Stored entries
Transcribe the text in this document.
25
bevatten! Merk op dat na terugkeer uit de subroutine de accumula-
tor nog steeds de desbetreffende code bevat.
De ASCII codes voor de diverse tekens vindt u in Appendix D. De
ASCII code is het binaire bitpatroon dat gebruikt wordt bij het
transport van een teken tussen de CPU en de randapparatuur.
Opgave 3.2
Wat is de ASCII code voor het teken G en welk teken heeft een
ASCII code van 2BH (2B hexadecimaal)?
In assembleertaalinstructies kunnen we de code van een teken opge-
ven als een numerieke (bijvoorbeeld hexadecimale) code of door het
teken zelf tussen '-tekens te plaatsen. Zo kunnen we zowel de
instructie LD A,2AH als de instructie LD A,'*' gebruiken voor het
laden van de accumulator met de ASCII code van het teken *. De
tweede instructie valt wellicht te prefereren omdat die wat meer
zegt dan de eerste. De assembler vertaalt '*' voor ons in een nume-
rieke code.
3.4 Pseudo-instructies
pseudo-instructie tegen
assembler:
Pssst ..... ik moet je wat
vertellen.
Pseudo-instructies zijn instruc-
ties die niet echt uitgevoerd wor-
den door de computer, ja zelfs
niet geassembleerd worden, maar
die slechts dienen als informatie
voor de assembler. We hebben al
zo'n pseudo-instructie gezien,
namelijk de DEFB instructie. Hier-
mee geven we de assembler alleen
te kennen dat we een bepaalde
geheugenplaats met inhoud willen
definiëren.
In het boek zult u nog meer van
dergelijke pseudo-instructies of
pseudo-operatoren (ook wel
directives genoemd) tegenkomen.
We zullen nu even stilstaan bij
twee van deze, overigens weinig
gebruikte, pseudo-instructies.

* **Instructions for the task**: Write every line of the material above again, exactly.

* **Written response**:
Transcribe the text in this document.
25
bevatten! Merk op dat na terugkeer uit de subroutine de accumula-
tor nog steeds de desbetreffende code bevat.
De ASCII codes voor de diverse tekens vindt u in Appendix D. De
ASCII code is het binaire bitpatroon dat gebruikt wordt bij het
transport van een teken tussen de CPU en de randapparatuur.
Opgave 3.2
Wat is de ASCII code voor het teken G en welk teken heeft een
ASCII code van 2BH (2B hexadecimaal)?
In assembleertaalinstructies kunnen we de code van een teken opge-
ven als een numerieke (bijvoorbeeld hexadecimale) code of door het
teken zelf tussen '-tekens te plaatsen. Zo kunnen we zowel de
instructie LD A,2AH als de instructie LD A,'*' gebruiken voor het
laden van de accumulator met de ASCII code van het teken *. De
tweede instructie valt wellicht te prefereren omdat die wat meer
zegt dan de eerste. De assembler vertaalt '*' voor ons in een nume-
rieke code.
3.4 Pseudo-instructies
pseudo-instructie tegen
assembler:
Pssst ..... ik moet je wat
vertellen.
Pseudo-instructies zijn instruc-
ties die niet echt uitgevoerd wor-
den door de computer, ja zelfs
niet geassembleerd worden, maar
die slechts dienen als informatie
voor de assembler. We hebben al
zo'n pseudo-instructie gezien,
namelijk de DEFB instructie. Hier-
mee geven we de assembler alleen
te kennen dat we een bepaalde
geheugenplaats met inhoud willen
definiëren.
In het boek zult u nog meer van
dergelijke pseudo-instructies of
pseudo-operatoren (ook wel
directives genoemd) tegenkomen.
We zullen nu even stilstaan bij
twee van deze, overigens weinig
gebruikte, pseudo-instructies.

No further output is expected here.